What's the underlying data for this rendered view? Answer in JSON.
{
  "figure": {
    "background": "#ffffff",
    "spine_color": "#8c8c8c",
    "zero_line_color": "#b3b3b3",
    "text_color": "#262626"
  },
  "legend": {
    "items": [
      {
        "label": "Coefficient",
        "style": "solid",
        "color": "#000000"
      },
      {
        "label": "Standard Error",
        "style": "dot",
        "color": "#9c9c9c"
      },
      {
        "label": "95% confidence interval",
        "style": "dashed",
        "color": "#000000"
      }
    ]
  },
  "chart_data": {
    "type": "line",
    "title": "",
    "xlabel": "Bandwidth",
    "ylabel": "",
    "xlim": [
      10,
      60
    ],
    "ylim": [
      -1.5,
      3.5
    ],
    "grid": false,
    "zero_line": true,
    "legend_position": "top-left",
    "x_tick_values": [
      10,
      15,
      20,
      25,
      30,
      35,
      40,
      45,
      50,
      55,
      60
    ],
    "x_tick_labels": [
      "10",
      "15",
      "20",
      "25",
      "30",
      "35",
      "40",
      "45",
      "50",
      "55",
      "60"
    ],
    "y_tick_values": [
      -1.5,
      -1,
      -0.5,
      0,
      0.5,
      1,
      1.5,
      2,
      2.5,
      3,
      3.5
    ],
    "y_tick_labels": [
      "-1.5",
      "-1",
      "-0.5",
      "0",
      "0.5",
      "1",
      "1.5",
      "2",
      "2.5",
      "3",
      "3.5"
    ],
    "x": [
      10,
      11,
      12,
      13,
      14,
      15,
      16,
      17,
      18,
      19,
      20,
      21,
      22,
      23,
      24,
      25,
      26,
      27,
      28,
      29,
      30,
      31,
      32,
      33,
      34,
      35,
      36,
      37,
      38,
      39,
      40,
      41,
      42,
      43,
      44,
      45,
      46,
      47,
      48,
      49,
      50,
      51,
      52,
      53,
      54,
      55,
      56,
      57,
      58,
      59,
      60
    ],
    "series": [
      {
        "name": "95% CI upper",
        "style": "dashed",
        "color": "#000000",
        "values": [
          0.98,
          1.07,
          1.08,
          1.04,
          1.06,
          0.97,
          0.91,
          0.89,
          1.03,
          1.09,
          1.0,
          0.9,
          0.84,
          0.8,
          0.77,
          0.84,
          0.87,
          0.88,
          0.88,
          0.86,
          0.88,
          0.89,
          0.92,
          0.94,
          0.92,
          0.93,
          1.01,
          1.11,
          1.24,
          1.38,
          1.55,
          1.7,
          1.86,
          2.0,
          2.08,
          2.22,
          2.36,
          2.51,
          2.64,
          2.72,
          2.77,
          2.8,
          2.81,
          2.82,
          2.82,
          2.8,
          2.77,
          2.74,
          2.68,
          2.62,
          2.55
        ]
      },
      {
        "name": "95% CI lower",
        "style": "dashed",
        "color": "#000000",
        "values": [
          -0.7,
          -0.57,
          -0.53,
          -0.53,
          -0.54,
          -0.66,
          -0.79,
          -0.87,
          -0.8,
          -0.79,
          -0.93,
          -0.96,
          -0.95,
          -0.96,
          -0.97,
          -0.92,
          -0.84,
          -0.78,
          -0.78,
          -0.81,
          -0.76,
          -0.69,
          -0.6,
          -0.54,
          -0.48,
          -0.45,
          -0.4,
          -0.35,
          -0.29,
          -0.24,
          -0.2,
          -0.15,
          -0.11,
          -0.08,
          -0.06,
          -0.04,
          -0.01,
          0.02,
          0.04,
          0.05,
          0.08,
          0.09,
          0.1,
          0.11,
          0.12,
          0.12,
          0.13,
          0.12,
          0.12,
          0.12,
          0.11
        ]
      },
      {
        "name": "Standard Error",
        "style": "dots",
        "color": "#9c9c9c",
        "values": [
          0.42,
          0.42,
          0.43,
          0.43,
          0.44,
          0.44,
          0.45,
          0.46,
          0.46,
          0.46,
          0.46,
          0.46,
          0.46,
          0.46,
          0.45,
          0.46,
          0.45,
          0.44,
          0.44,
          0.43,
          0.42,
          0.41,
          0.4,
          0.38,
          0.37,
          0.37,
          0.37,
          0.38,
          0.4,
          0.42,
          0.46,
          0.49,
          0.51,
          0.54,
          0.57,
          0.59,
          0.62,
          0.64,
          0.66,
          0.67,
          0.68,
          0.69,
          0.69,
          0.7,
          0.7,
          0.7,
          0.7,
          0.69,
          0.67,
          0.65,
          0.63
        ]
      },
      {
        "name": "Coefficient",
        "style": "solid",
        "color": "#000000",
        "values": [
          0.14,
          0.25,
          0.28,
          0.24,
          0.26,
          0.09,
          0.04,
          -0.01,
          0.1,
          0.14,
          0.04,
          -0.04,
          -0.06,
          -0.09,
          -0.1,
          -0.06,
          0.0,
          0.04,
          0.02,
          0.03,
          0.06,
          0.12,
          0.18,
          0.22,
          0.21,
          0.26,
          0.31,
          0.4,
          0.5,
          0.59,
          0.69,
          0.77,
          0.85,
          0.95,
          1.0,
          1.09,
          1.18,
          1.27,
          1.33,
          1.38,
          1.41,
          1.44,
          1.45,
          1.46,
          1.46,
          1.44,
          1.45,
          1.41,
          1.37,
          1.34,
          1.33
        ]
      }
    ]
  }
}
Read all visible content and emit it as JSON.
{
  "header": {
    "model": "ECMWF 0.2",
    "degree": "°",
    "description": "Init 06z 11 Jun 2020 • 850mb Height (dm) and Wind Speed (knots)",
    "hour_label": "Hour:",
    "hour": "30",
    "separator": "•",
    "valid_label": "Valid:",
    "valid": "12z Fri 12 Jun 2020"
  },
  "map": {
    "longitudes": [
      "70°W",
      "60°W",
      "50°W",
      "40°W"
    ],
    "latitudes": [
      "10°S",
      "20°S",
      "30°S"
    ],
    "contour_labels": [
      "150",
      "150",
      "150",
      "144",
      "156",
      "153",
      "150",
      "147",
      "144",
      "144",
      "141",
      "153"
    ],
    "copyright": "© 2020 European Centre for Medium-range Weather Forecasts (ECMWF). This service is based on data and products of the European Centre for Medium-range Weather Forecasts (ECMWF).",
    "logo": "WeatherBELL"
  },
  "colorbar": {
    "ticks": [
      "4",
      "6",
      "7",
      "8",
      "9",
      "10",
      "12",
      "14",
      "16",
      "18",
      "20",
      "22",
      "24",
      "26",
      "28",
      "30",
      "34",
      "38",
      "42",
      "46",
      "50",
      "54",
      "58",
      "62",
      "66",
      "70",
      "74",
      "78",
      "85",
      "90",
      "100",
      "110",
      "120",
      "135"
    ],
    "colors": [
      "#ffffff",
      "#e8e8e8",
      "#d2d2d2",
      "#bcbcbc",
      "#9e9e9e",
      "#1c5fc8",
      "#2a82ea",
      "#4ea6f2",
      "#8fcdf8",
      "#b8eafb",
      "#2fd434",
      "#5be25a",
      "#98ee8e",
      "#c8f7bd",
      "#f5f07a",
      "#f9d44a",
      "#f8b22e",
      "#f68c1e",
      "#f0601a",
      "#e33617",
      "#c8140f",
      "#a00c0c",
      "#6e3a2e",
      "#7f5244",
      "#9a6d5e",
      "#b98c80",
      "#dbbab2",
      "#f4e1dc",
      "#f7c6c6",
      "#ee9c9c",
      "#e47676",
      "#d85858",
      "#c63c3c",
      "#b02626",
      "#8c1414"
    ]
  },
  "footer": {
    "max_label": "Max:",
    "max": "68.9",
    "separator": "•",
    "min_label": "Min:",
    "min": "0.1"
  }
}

#### Task statement:
Each line above must be printed exactly as it appears.

#### Answer to this task:
What's the underlying data for this rendered view? Answer in JSON.
{
  "figure": {
    "background": "#ffffff",
    "spine_color": "#8c8c8c",
    "zero_line_color": "#b3b3b3",
    "text_color": "#262626"
  },
  "legend": {
    "items": [
      {
        "label": "Coefficient",
        "style": "solid",
        "color": "#000000"
      },
      {
        "label": "Standard Error",
        "style": "dot",
        "color": "#9c9c9c"
      },
      {
        "label": "95% confidence interval",
        "style": "dashed",
        "color": "#000000"
      }
    ]
  },
  "chart_data": {
    "type": "line",
    "title": "",
    "xlabel": "Bandwidth",
    "ylabel": "",
    "xlim": [
      10,
      60
    ],
    "ylim": [
      -1.5,
      3.5
    ],
    "grid": false,
    "zero_line": true,
    "legend_position": "top-left",
    "x_tick_values": [
      10,
      15,
      20,
      25,
      30,
      35,
      40,
      45,
      50,
      55,
      60
    ],
    "x_tick_labels": [
      "10",
      "15",
      "20",
      "25",
      "30",
      "35",
      "40",
      "45",
      "50",
      "55",
      "60"
    ],
    "y_tick_values": [
      -1.5,
      -1,
      -0.5,
      0,
      0.5,
      1,
      1.5,
      2,
      2.5,
      3,
      3.5
    ],
    "y_tick_labels": [
      "-1.5",
      "-1",
      "-0.5",
      "0",
      "0.5",
      "1",
      "1.5",
      "2",
      "2.5",
      "3",
      "3.5"
    ],
    "x": [
      10,
      11,
      12,
      13,
      14,
      15,
      16,
      17,
      18,
      19,
      20,
      21,
      22,
      23,
      24,
      25,
      26,
      27,
      28,
      29,
      30,
      31,
      32,
      33,
      34,
      35,
      36,
      37,
      38,
      39,
      40,
      41,
      42,
      43,
      44,
      45,
      46,
      47,
      48,
      49,
      50,
      51,
      52,
      53,
      54,
      55,
      56,
      57,
      58,
      59,
      60
    ],
    "series": [
      {
        "name": "95% CI upper",
        "style": "dashed",
        "color": "#000000",
        "values": [
          0.98,
          1.07,
          1.08,
          1.04,
          1.06,
          0.97,
          0.91,
          0.89,
          1.03,
          1.09,
          1.0,
          0.9,
          0.84,
          0.8,
          0.77,
          0.84,
          0.87,
          0.88,
          0.88,
          0.86,
          0.88,
          0.89,
          0.92,
          0.94,
          0.92,
          0.93,
          1.01,
          1.11,
          1.24,
          1.38,
          1.55,
          1.7,
          1.86,
          2.0,
          2.08,
          2.22,
          2.36,
          2.51,
          2.64,
          2.72,
          2.77,
          2.8,
          2.81,
          2.82,
          2.82,
          2.8,
          2.77,
          2.74,
          2.68,
          2.62,
          2.55
        ]
      },
      {
        "name": "95% CI lower",
        "style": "dashed",
        "color": "#000000",
        "values": [
          -0.7,
          -0.57,
          -0.53,
          -0.53,
          -0.54,
          -0.66,
          -0.79,
          -0.87,
          -0.8,
          -0.79,
          -0.93,
          -0.96,
          -0.95,
          -0.96,
          -0.97,
          -0.92,
          -0.84,
          -0.78,
          -0.78,
          -0.81,
          -0.76,
          -0.69,
          -0.6,
          -0.54,
          -0.48,
          -0.45,
          -0.4,
          -0.35,
          -0.29,
          -0.24,
          -0.2,
          -0.15,
          -0.11,
          -0.08,
          -0.06,
          -0.04,
          -0.01,
          0.02,
          0.04,
          0.05,
          0.08,
          0.09,
          0.1,
          0.11,
          0.12,
          0.12,
          0.13,
          0.12,
          0.12,
          0.12,
          0.11
        ]
      },
      {
        "name": "Standard Error",
        "style": "dots",
        "color": "#9c9c9c",
        "values": [
          0.42,
          0.42,
          0.43,
          0.43,
          0.44,
          0.44,
          0.45,
          0.46,
          0.46,
          0.46,
          0.46,
          0.46,
          0.46,
          0.46,
          0.45,
          0.46,
          0.45,
          0.44,
          0.44,
          0.43,
          0.42,
          0.41,
          0.4,
          0.38,
          0.37,
          0.37,
          0.37,
          0.38,
          0.4,
          0.42,
          0.46,
          0.49,
          0.51,
          0.54,
          0.57,
          0.59,
          0.62,
          0.64,
          0.66,
          0.67,
          0.68,
          0.69,
          0.69,
          0.7,
          0.7,
          0.7,
          0.7,
          0.69,
          0.67,
          0.65,
          0.63
        ]
      },
      {
        "name": "Coefficient",
        "style": "solid",
        "color": "#000000",
        "values": [
          0.14,
          0.25,
          0.28,
          0.24,
          0.26,
          0.09,
          0.04,
          -0.01,
          0.1,
          0.14,
          0.04,
          -0.04,
          -0.06,
          -0.09,
          -0.1,
          -0.06,
          0.0,
          0.04,
          0.02,
          0.03,
          0.06,
          0.12,
          0.18,
          0.22,
          0.21,
          0.26,
          0.31,
          0.4,
          0.5,
          0.59,
          0.69,
          0.77,
          0.85,
          0.95,
          1.0,
          1.09,
          1.18,
          1.27,
          1.33,
          1.38,
          1.41,
          1.44,
          1.45,
          1.46,
          1.46,
          1.44,
          1.45,
          1.41,
          1.37,
          1.34,
          1.33
        ]
      }
    ]
  }
}
Read all visible content and emit it as JSON.
{
  "header": {
    "model": "ECMWF 0.2",
    "degree": "°",
    "description": "Init 06z 11 Jun 2020 • 850mb Height (dm) and Wind Speed (knots)",
    "hour_label": "Hour:",
    "hour": "30",
    "separator": "•",
    "valid_label": "Valid:",
    "valid": "12z Fri 12 Jun 2020"
  },
  "map": {
    "longitudes": [
      "70°W",
      "60°W",
      "50°W",
      "40°W"
    ],
    "latitudes": [
      "10°S",
      "20°S",
      "30°S"
    ],
    "contour_labels": [
      "150",
      "150",
      "150",
      "144",
      "156",
      "153",
      "150",
      "147",
      "144",
      "144",
      "141",
      "153"
    ],
    "copyright": "© 2020 European Centre for Medium-range Weather Forecasts (ECMWF). This service is based on data and products of the European Centre for Medium-range Weather Forecasts (ECMWF).",
    "logo": "WeatherBELL"
  },
  "colorbar": {
    "ticks": [
      "4",
      "6",
      "7",
      "8",
      "9",
      "10",
      "12",
      "14",
      "16",
      "18",
      "20",
      "22",
      "24",
      "26",
      "28",
      "30",
      "34",
      "38",
      "42",
      "46",
      "50",
      "54",
      "58",
      "62",
      "66",
      "70",
      "74",
      "78",
      "85",
      "90",
      "100",
      "110",
      "120",
      "135"
    ],
    "colors": [
      "#ffffff",
      "#e8e8e8",
      "#d2d2d2",
      "#bcbcbc",
      "#9e9e9e",
      "#1c5fc8",
      "#2a82ea",
      "#4ea6f2",
      "#8fcdf8",
      "#b8eafb",
      "#2fd434",
      "#5be25a",
      "#98ee8e",
      "#c8f7bd",
      "#f5f07a",
      "#f9d44a",
      "#f8b22e",
      "#f68c1e",
      "#f0601a",
      "#e33617",
      "#c8140f",
      "#a00c0c",
      "#6e3a2e",
      "#7f5244",
      "#9a6d5e",
      "#b98c80",
      "#dbbab2",
      "#f4e1dc",
      "#f7c6c6",
      "#ee9c9c",
      "#e47676",
      "#d85858",
      "#c63c3c",
      "#b02626",
      "#8c1414"
    ]
  },
  "footer": {
    "max_label": "Max:",
    "max": "68.9",
    "separator": "•",
    "min_label": "Min:",
    "min": "0.1"
  }
}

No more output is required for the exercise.